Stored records
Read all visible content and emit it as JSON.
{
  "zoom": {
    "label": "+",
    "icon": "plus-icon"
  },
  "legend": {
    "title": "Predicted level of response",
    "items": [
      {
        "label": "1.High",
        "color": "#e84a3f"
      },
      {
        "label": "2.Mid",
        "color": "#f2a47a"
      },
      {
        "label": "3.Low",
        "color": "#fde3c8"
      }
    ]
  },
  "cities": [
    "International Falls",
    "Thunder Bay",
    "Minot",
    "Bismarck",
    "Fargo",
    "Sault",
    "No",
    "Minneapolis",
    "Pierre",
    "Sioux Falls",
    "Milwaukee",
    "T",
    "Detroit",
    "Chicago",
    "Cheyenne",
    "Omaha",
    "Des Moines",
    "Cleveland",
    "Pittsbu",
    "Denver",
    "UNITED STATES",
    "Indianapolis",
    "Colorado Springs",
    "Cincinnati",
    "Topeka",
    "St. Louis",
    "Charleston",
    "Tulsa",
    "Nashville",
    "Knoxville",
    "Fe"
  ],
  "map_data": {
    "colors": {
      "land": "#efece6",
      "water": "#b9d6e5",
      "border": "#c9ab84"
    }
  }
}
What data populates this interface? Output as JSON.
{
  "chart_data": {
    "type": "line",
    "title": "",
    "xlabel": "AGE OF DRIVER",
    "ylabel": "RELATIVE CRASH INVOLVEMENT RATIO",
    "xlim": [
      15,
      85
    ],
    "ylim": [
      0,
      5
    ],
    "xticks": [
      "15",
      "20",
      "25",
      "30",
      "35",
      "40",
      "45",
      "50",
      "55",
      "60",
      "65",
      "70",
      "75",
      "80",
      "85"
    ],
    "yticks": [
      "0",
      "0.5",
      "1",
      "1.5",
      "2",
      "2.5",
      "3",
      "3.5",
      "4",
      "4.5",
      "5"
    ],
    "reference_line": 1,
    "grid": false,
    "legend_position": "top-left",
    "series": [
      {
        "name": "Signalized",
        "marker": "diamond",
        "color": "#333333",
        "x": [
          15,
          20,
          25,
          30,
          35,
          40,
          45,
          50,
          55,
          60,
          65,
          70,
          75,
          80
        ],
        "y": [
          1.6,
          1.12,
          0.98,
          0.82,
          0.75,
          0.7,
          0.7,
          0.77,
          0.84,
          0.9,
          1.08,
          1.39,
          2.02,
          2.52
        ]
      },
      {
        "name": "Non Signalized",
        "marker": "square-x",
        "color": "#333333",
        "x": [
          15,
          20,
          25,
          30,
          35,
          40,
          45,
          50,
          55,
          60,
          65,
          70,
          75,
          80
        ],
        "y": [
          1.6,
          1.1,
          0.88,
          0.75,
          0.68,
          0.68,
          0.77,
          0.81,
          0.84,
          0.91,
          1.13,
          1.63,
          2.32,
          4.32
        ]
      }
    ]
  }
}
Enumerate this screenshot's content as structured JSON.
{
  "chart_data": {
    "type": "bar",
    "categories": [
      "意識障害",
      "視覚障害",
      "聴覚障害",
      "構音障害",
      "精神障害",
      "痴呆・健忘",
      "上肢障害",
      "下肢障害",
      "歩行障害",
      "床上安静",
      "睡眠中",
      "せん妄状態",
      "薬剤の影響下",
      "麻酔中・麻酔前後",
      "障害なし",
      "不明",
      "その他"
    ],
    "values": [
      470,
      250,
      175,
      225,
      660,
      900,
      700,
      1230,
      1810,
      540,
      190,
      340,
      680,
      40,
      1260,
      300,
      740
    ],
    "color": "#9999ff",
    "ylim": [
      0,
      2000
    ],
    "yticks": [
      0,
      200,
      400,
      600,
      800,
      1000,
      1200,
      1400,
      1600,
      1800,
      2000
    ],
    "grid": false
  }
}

PROBLEM STATEMENT: Search the lines above for the string "content" and copy each line that has it.

FINAL ANSWER:
Read all visible content and emit it as JSON.
Enumerate this screenshot's content as structured JSON.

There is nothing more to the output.